▶ [LA RICHIESTA]:
Indica, in base alla selezione, chi canta il brano del titolo.

▶ [SELEZIONE]:
────
Chiudi questa prima parte con il brano del titolo che, con la splendida voce di Pietra Montecorvino, riepiloga i temi del lavoro («Per esserci la storia/ deve esserci qualcuno/ qualcuno che ricorda/ e incomincia a raccontare./ Per esserci la guerra/ ci deve essere qualcuno/ qualcuno sulla terra/ che la guerra vuole fare»). Prima, però, c’è «Ballata di una madre» con un approdo sorprendente, per un laico come te, sull’aborto.
«All’inizio c’era il ritornello, una ninna nanna che avevo scritto per il mio Fulvietto. Poi ho aggiunto le strofe sul senso della maternità e mi sono accorto di aver cambiato idea sull’aborto: da ragazzo l’avevo celebrato come un conquista, oggi mi sento di invitare a pensarci prima mille volte, a riflettere anche su “tutte le vite da rispettare”».

Cos’è cambiato?
«Non lo so, deve essere successo qualcosa quando è nata Eugenia, quando abbiamo capito che la volevamo fortemente e basta».
────
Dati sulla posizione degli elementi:
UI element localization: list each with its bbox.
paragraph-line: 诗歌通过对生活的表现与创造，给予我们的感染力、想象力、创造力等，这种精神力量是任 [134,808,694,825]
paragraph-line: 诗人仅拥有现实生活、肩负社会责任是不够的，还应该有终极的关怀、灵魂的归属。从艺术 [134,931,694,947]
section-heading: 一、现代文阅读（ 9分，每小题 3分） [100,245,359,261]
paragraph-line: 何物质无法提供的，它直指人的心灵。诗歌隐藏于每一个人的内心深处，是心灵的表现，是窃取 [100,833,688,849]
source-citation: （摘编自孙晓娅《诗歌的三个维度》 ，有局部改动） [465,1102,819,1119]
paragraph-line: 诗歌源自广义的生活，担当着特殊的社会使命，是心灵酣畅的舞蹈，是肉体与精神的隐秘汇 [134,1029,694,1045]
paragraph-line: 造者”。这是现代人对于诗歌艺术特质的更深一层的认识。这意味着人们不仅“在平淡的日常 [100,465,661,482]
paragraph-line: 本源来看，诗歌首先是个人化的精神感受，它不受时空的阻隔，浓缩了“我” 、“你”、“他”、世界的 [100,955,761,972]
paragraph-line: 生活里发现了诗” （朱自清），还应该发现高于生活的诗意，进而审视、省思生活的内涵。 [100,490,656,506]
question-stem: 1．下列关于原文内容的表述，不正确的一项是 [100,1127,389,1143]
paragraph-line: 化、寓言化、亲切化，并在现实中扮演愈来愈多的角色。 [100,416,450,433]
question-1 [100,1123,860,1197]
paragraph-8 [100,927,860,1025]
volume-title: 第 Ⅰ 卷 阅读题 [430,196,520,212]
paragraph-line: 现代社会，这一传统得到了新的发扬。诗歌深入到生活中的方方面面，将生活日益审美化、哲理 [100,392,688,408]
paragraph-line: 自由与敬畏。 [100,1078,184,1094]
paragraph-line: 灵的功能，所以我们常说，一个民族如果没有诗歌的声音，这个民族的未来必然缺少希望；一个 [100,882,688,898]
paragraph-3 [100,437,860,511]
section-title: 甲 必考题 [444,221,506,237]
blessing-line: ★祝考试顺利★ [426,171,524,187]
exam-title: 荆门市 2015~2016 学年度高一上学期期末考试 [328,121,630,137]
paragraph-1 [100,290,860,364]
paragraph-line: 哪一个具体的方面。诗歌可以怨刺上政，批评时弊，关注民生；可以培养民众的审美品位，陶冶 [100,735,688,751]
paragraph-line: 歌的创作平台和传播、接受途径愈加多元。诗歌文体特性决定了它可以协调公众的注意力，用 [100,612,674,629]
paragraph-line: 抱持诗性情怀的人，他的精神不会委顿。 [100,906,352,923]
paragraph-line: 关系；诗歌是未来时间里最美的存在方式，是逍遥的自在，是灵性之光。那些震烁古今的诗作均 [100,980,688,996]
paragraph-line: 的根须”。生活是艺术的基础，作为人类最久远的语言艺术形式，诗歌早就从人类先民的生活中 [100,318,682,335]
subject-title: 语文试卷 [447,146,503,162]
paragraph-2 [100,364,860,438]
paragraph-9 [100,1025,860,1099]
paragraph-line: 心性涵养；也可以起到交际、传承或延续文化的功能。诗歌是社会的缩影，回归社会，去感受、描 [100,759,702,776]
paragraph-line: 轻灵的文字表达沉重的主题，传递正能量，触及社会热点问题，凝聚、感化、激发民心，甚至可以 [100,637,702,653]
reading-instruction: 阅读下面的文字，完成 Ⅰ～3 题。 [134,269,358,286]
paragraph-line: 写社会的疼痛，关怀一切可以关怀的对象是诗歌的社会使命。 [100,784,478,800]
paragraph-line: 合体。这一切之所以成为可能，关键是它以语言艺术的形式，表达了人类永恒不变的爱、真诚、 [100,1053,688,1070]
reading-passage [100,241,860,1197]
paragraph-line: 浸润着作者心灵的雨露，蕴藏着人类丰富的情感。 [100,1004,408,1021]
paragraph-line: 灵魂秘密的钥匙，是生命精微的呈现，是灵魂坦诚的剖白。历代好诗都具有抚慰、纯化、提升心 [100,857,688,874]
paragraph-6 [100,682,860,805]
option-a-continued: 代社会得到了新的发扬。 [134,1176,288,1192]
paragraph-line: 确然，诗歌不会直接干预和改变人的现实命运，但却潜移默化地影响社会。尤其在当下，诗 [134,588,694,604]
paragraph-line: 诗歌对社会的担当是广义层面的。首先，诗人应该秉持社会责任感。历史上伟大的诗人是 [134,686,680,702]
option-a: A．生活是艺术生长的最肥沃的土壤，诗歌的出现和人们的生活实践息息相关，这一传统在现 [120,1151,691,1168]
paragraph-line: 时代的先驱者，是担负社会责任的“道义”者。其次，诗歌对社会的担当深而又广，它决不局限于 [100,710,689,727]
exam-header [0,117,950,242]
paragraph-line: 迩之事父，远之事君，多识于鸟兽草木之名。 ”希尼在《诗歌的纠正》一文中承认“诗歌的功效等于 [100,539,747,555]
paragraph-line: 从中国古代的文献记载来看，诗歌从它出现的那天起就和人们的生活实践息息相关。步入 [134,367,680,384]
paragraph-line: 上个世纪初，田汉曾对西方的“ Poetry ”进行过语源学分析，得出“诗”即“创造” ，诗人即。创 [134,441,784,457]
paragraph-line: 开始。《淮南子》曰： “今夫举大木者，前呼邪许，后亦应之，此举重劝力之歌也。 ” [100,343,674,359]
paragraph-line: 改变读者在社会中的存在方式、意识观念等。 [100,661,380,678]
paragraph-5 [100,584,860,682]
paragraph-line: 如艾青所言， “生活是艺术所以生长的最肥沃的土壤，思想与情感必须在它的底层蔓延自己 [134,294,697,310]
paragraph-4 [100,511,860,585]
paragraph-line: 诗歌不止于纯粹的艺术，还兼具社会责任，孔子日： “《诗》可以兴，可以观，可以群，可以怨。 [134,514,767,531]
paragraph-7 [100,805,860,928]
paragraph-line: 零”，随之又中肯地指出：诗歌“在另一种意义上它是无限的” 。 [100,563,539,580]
────
▶ [SOLUZIONE]:
Pietra Montecorvino.